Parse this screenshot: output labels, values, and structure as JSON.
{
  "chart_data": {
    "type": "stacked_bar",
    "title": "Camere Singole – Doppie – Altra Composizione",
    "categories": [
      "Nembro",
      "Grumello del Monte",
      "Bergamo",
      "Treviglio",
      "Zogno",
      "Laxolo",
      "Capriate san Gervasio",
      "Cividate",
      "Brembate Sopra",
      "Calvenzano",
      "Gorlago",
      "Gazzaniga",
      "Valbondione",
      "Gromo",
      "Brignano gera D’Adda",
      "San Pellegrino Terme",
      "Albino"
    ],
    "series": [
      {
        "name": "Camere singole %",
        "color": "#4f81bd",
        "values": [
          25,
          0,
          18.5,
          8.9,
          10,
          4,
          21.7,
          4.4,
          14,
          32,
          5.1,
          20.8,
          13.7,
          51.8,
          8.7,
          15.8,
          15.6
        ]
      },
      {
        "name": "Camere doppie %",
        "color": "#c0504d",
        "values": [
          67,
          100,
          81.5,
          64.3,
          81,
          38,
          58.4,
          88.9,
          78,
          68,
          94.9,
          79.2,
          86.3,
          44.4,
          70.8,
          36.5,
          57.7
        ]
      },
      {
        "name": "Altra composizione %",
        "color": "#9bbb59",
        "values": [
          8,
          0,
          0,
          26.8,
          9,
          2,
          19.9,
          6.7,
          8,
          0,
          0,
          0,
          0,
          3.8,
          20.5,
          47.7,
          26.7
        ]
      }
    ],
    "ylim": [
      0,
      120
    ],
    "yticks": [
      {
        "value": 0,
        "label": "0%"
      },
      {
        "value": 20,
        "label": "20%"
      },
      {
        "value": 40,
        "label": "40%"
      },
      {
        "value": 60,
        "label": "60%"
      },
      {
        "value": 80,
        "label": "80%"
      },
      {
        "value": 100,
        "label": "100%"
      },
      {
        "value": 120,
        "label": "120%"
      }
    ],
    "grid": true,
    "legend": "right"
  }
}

______

* [What the task requires] Exactly as shown above, return every record.

* [The solution]
Parse this screenshot: output labels, values, and structure as JSON.
{
  "chart_data": {
    "type": "stacked_bar",
    "title": "Camere Singole – Doppie – Altra Composizione",
    "categories": [
      "Nembro",
      "Grumello del Monte",
      "Bergamo",
      "Treviglio",
      "Zogno",
      "Laxolo",
      "Capriate san Gervasio",
      "Cividate",
      "Brembate Sopra",
      "Calvenzano",
      "Gorlago",
      "Gazzaniga",
      "Valbondione",
      "Gromo",
      "Brignano gera D’Adda",
      "San Pellegrino Terme",
      "Albino"
    ],
    "series": [
      {
        "name": "Camere singole %",
        "color": "#4f81bd",
        "values": [
          25,
          0,
          18.5,
          8.9,
          10,
          4,
          21.7,
          4.4,
          14,
          32,
          5.1,
          20.8,
          13.7,
          51.8,
          8.7,
          15.8,
          15.6
        ]
      },
      {
        "name": "Camere doppie %",
        "color": "#c0504d",
        "values": [
          67,
          100,
          81.5,
          64.3,
          81,
          38,
          58.4,
          88.9,
          78,
          68,
          94.9,
          79.2,
          86.3,
          44.4,
          70.8,
          36.5,
          57.7
        ]
      },
      {
        "name": "Altra composizione %",
        "color": "#9bbb59",
        "values": [
          8,
          0,
          0,
          26.8,
          9,
          2,
          19.9,
          6.7,
          8,
          0,
          0,
          0,
          0,
          3.8,
          20.5,
          47.7,
          26.7
        ]
      }
    ],
    "ylim": [
      0,
      120
    ],
    "yticks": [
      {
        "value": 0,
        "label": "0%"
      },
      {
        "value": 20,
        "label": "20%"
      },
      {
        "value": 40,
        "label": "40%"
      },
      {
        "value": 60,
        "label": "60%"
      },
      {
        "value": 80,
        "label": "80%"
      },
      {
        "value": 100,
        "label": "100%"
      },
      {
        "value": 120,
        "label": "120%"
      }
    ],
    "grid": true,
    "legend": "right"
  }
}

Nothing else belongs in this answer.